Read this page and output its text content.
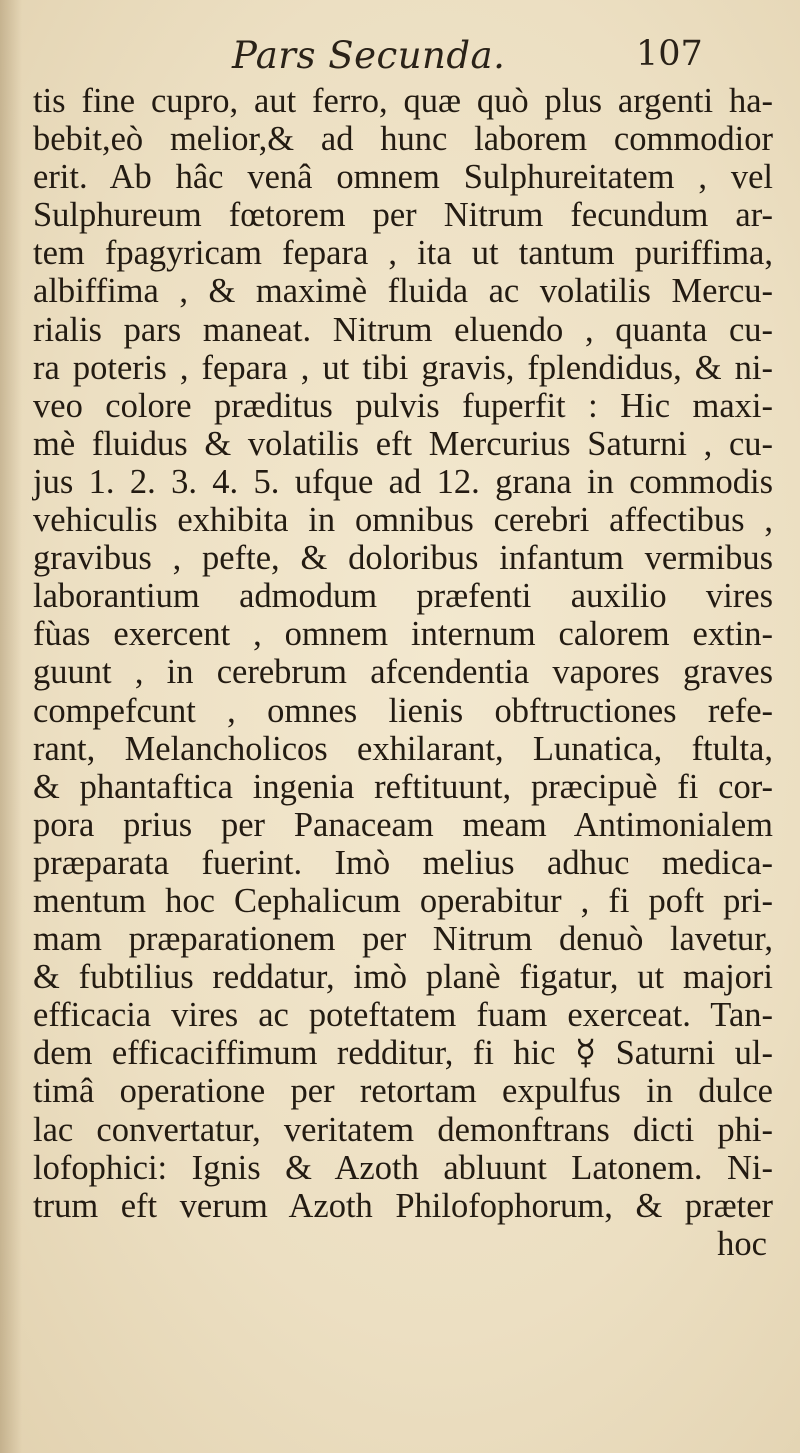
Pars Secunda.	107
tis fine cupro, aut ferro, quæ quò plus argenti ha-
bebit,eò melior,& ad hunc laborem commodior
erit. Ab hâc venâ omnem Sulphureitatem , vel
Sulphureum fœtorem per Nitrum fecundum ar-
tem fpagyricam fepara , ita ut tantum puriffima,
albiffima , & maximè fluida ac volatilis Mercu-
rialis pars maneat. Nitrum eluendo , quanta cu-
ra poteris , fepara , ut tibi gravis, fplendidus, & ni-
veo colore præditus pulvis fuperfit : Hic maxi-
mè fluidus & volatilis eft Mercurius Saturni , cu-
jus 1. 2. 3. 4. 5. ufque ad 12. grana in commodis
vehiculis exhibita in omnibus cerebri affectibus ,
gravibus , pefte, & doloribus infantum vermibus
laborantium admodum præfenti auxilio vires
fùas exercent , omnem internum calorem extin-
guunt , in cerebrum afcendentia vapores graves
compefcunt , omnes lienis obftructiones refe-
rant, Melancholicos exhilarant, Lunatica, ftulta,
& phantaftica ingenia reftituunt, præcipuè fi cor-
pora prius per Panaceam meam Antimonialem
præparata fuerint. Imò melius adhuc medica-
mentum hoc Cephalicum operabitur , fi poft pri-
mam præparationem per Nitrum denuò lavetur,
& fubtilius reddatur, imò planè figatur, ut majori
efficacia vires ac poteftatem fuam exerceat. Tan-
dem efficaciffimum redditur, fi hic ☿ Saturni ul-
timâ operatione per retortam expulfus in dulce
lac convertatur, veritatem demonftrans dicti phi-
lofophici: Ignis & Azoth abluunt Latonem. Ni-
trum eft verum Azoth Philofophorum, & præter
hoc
- - - - - - -
## Aim
Your task is to transcribe all of the records precisely, with no images included.

## Result below
Read this page and output its text content.
Pars Secunda.	107
tis fine cupro, aut ferro, quæ quò plus argenti ha-
bebit,eò melior,& ad hunc laborem commodior
erit. Ab hâc venâ omnem Sulphureitatem , vel
Sulphureum fœtorem per Nitrum fecundum ar-
tem fpagyricam fepara , ita ut tantum puriffima,
albiffima , & maximè fluida ac volatilis Mercu-
rialis pars maneat. Nitrum eluendo , quanta cu-
ra poteris , fepara , ut tibi gravis, fplendidus, & ni-
veo colore præditus pulvis fuperfit : Hic maxi-
mè fluidus & volatilis eft Mercurius Saturni , cu-
jus 1. 2. 3. 4. 5. ufque ad 12. grana in commodis
vehiculis exhibita in omnibus cerebri affectibus ,
gravibus , pefte, & doloribus infantum vermibus
laborantium admodum præfenti auxilio vires
fùas exercent , omnem internum calorem extin-
guunt , in cerebrum afcendentia vapores graves
compefcunt , omnes lienis obftructiones refe-
rant, Melancholicos exhilarant, Lunatica, ftulta,
& phantaftica ingenia reftituunt, præcipuè fi cor-
pora prius per Panaceam meam Antimonialem
præparata fuerint. Imò melius adhuc medica-
mentum hoc Cephalicum operabitur , fi poft pri-
mam præparationem per Nitrum denuò lavetur,
& fubtilius reddatur, imò planè figatur, ut majori
efficacia vires ac poteftatem fuam exerceat. Tan-
dem efficaciffimum redditur, fi hic ☿ Saturni ul-
timâ operatione per retortam expulfus in dulce
lac convertatur, veritatem demonftrans dicti phi-
lofophici: Ignis & Azoth abluunt Latonem. Ni-
trum eft verum Azoth Philofophorum, & præter
hoc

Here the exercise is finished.